ACTIVITY A »
Please quote the Cramer's Rule text between "Cramer’s Rule is a" and "of the variables.", inclusive.
ACTIVITY B »
In one to three sentences, explain why Example 1 of the Cramer's Rule text concludes that Cramer's Rule applies to its system.

SELECTED EXTRACT »
Cramer's Rule

Cramer’s Rule is a method for solving systems of linear equations using determinants. Instead of performing row operations or finding an inverse matrix, you compute several determinants and take their ratios. The formula gives each variable directly — no back-substitution needed.

Cramer’s Rule is named after Swiss mathematician Gabriel Cramer, who published it in 1750. While it is not the most efficient method for large systems, it is elegant, self-contained, and particularly useful for systems of 2 or 3 equations where you need only one of the variables.

Cramer’s Rule for 2x2 Systems

Consider the system:

$a_1 x + b_1 y = c_1$

$a_2 x + b_2 y = c_2$

The coefficient matrix is $A = \begin{bmatrix} a_1 & b_1 \\ a_2 & b_2 \end{bmatrix}$ with determinant $D = \begin{vmatrix} a_1 & b_1 \\ a_2 & b_2 \end{vmatrix}$.

Cramer’s Rule states:

$x = \frac{D_x}{D}, \quad y = \frac{D_y}{D}$

where:

• $D = \det(A)$ — the determinant of the coefficient matrix
• $D_x$ — replace the $x$-column (first column) of $A$ with the constants: $D_x = \begin{vmatrix} c_1 & b_1 \\ c_2 & b_2 \end{vmatrix}$
• $D_y$ — replace the $y$-column (second column) of $A$ with the constants: $D_y = \begin{vmatrix} a_1 & c_1 \\ a_2 & c_2 \end{vmatrix}$

Memory aid: To find a variable, replace its column in the coefficient matrix with the constants column, compute the determinant, and divide by the original determinant $D$.

Example 1: Cramer’s Rule for a 2x2 System

Solve:

$3x + 2y = 16$

$x - y = 2$

Step 1 — Compute $D$ (determinant of the coefficient matrix):

$D = \begin{vmatrix} 3 & 2 \\ 1 & -1 \end{vmatrix} = 3(-1) - 2(1) = -3 - 2 = -5$

Since $D = -5 \neq 0$, the system has a unique solution and Cramer’s Rule applies.

Stored items:

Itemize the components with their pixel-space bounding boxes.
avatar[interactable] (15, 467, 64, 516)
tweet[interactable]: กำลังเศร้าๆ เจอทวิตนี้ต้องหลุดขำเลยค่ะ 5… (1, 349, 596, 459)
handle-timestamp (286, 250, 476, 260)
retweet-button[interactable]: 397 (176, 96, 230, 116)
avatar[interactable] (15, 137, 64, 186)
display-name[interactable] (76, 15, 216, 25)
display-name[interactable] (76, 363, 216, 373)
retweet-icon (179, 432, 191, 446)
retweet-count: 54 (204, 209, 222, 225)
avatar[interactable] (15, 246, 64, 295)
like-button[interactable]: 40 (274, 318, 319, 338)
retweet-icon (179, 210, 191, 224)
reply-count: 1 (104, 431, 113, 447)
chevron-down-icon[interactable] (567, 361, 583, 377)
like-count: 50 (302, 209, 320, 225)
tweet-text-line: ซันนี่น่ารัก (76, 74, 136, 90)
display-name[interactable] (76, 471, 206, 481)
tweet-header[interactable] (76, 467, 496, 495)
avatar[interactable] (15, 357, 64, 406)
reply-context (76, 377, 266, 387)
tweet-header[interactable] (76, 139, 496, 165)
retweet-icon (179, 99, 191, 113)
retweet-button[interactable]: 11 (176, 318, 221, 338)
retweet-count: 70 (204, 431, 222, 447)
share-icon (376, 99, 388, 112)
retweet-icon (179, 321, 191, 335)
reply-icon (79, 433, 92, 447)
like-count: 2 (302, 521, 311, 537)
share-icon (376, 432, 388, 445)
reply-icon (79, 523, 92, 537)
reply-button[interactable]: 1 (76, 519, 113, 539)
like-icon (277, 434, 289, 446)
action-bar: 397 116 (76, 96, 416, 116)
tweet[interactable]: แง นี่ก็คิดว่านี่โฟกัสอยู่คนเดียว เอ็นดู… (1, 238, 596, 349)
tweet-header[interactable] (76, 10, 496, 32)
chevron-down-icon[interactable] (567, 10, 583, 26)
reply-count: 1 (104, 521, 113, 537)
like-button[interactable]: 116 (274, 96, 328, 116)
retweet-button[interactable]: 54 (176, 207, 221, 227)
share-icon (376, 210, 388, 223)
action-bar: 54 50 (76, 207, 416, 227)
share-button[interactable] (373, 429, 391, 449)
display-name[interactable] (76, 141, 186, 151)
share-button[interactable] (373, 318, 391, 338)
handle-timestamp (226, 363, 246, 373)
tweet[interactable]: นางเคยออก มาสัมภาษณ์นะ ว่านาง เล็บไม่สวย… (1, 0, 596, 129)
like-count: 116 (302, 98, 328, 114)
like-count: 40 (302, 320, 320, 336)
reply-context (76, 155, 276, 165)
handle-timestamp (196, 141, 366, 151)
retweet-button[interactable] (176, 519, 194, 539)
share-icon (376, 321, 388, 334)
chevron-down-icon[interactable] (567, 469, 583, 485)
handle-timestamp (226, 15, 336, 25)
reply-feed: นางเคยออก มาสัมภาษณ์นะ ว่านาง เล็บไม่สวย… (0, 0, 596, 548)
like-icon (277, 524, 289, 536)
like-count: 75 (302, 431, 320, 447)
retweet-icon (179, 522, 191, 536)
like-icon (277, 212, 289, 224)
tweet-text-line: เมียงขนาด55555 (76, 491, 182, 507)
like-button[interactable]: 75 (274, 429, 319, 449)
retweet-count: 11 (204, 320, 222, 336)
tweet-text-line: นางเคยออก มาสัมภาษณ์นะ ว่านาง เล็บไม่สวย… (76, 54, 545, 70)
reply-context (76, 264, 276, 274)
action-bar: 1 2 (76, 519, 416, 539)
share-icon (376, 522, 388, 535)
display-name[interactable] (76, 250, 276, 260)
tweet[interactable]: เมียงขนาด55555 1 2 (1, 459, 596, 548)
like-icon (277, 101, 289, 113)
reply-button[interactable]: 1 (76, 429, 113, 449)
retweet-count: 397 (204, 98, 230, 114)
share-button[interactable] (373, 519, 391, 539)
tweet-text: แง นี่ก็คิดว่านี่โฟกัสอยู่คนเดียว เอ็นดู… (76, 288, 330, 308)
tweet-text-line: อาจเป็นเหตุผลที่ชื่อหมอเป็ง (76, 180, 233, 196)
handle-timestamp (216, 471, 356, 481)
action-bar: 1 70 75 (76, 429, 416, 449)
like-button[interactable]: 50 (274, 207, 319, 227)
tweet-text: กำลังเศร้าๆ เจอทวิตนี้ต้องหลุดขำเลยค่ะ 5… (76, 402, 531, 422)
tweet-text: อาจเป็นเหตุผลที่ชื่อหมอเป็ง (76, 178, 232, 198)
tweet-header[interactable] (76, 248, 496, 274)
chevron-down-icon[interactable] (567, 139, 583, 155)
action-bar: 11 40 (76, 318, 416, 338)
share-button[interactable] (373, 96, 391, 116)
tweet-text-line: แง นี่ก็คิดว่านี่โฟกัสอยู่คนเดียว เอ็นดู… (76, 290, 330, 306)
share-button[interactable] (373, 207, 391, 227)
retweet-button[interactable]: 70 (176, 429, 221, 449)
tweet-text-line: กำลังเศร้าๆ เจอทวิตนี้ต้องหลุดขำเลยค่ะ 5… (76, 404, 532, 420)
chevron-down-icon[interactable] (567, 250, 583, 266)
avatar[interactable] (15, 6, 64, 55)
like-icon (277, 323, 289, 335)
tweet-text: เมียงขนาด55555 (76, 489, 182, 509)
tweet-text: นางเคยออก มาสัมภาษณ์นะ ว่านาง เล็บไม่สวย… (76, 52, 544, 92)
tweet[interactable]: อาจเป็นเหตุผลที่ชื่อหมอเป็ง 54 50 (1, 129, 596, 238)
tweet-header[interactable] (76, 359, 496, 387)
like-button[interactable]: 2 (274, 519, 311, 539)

WRITTEN RESPONSE A »
Cramer’s Rule is a method for solving systems of linear equations using determinants. Instead of performing row operations or finding an inverse matrix, you compute several determinants and take their ratios. The formula gives each variable directly — no back-substitution needed.

Cramer’s Rule is named after Swiss mathematician Gabriel Cramer, who published it in 1750. While it is not the most efficient method for large systems, it is elegant, self-contained, and particularly useful for systems of 2 or 3 equations where you need only one of the variables.

WRITTEN RESPONSE B »
The determinant of the coefficient matrix is D = 3(−1) − 2(1) = −5. Because D is not zero, the system has a unique solution, so Cramer's Rule applies.